● WRITTEN EXERCISE:
In the material below, find all lines with the string "inwoners" and copy them.

● DATA FOR THIS TASK:
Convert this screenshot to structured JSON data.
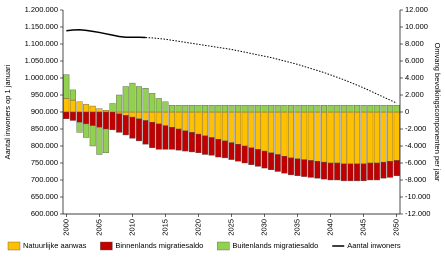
{
  "chart_data": {
    "type": "bar",
    "stacked": true,
    "y_label": "Aantal inwoners op 1 januari",
    "y2_label": "Omvang bevolkingscomponenten per jaar",
    "categories": [
      "2000",
      null,
      null,
      null,
      null,
      "2005",
      null,
      null,
      null,
      null,
      "2010",
      null,
      null,
      null,
      null,
      "2015",
      null,
      null,
      null,
      null,
      "2020",
      null,
      null,
      null,
      null,
      "2025",
      null,
      null,
      null,
      null,
      "2030",
      null,
      null,
      null,
      null,
      "2035",
      null,
      null,
      null,
      null,
      "2040",
      null,
      null,
      null,
      null,
      "2045",
      null,
      null,
      null,
      null,
      "2050"
    ],
    "ylim": [
      600000,
      1200000
    ],
    "yticks": [
      {
        "value": 600000,
        "label": "600.000"
      },
      {
        "value": 650000,
        "label": "650.000"
      },
      {
        "value": 700000,
        "label": "700.000"
      },
      {
        "value": 750000,
        "label": "750.000"
      },
      {
        "value": 800000,
        "label": "800.000"
      },
      {
        "value": 850000,
        "label": "850.000"
      },
      {
        "value": 900000,
        "label": "900.000"
      },
      {
        "value": 950000,
        "label": "950.000"
      },
      {
        "value": 1000000,
        "label": "1.000.000"
      },
      {
        "value": 1050000,
        "label": "1.050.000"
      },
      {
        "value": 1100000,
        "label": "1.100.000"
      },
      {
        "value": 1150000,
        "label": "1.150.000"
      },
      {
        "value": 1200000,
        "label": "1.200.000"
      }
    ],
    "y2lim": [
      -12000,
      12000
    ],
    "y2ticks": [
      {
        "value": -12000,
        "label": "-12.000"
      },
      {
        "value": -10000,
        "label": "-10.000"
      },
      {
        "value": -8000,
        "label": "-8.000"
      },
      {
        "value": -6000,
        "label": "-6.000"
      },
      {
        "value": -4000,
        "label": "-4.000"
      },
      {
        "value": -2000,
        "label": "-2.000"
      },
      0,
      {
        "value": 2000,
        "label": "2.000"
      },
      {
        "value": 4000,
        "label": "4.000"
      },
      {
        "value": 6000,
        "label": "6.000"
      },
      {
        "value": 8000,
        "label": "8.000"
      },
      {
        "value": 10000,
        "label": "10.000"
      },
      {
        "value": 12000,
        "label": "12.000"
      }
    ],
    "grid": false,
    "series": [
      {
        "name": "Natuurlijke aanwas",
        "color": "#ffc000",
        "axis": "y2",
        "values": [
          1600,
          1400,
          1200,
          900,
          700,
          400,
          200,
          0,
          -200,
          -400,
          -600,
          -800,
          -1000,
          -1200,
          -1400,
          -1600,
          -1800,
          -2000,
          -2200,
          -2400,
          -2600,
          -2800,
          -3000,
          -3200,
          -3400,
          -3600,
          -3800,
          -4000,
          -4200,
          -4400,
          -4600,
          -4800,
          -5000,
          -5200,
          -5400,
          -5500,
          -5600,
          -5700,
          -5800,
          -5900,
          -6000,
          -6000,
          -6100,
          -6100,
          -6100,
          -6100,
          -6000,
          -6000,
          -5900,
          -5800,
          -5700
        ]
      },
      {
        "name": "Binnenlands migratiesaldo",
        "color": "#c00000",
        "axis": "y2",
        "values": [
          -800,
          -1000,
          -1200,
          -1400,
          -1600,
          -1800,
          -2000,
          -2100,
          -2200,
          -2300,
          -2500,
          -2600,
          -2800,
          -3000,
          -3000,
          -2800,
          -2600,
          -2500,
          -2400,
          -2300,
          -2200,
          -2200,
          -2100,
          -2100,
          -2000,
          -2000,
          -2000,
          -2000,
          -2000,
          -2000,
          -2000,
          -2000,
          -2000,
          -2000,
          -2000,
          -2000,
          -2000,
          -2000,
          -2000,
          -2000,
          -2000,
          -2000,
          -2000,
          -2000,
          -2000,
          -2000,
          -2000,
          -2000,
          -1900,
          -1900,
          -1800
        ]
      },
      {
        "name": "Buitenlands migratiesaldo",
        "color": "#92d050",
        "axis": "y2",
        "values": [
          2800,
          1200,
          -1200,
          -1600,
          -2400,
          -3200,
          -2800,
          1000,
          2000,
          3000,
          3400,
          3000,
          2800,
          2200,
          1600,
          1200,
          800,
          800,
          800,
          800,
          800,
          800,
          800,
          800,
          800,
          800,
          800,
          800,
          800,
          800,
          800,
          800,
          800,
          800,
          800,
          800,
          800,
          800,
          800,
          800,
          800,
          800,
          800,
          800,
          800,
          800,
          800,
          800,
          800,
          800,
          800
        ]
      },
      {
        "name": "Aantal inwoners",
        "color": "#000000",
        "type": "line",
        "axis": "y",
        "values": [
          1139000,
          1141000,
          1142000,
          1140000,
          1137000,
          1134000,
          1130000,
          1126000,
          1122000,
          1120000,
          1120000,
          1120000,
          1119000,
          null,
          null,
          null,
          null,
          null,
          null,
          null,
          null,
          null,
          null,
          null,
          null,
          null,
          null,
          null,
          null,
          null,
          null,
          null,
          null,
          null,
          null,
          null,
          null,
          null,
          null,
          null,
          null,
          null,
          null,
          null,
          null,
          null,
          null,
          null,
          null,
          null,
          null
        ]
      },
      {
        "color": "#000000",
        "type": "line",
        "linestyle": "dotted",
        "axis": "y",
        "values": [
          null,
          null,
          null,
          null,
          null,
          null,
          null,
          null,
          null,
          null,
          null,
          null,
          1119000,
          1118000,
          1116000,
          1114000,
          1111000,
          1108000,
          1105000,
          1102000,
          1099000,
          1096000,
          1093000,
          1090000,
          1087000,
          1084000,
          1080000,
          1076000,
          1072000,
          1068000,
          1064000,
          1060000,
          1055000,
          1050000,
          1045000,
          1040000,
          1034000,
          1028000,
          1022000,
          1016000,
          1009000,
          1002000,
          995000,
          987000,
          979000,
          971000,
          962000,
          953000,
          944000,
          935000,
          926000
        ]
      }
    ]
  }
}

● CORRECT RESULT:
    "y_label": "Aantal inwoners op 1 januari",
        "name": "Aantal inwoners",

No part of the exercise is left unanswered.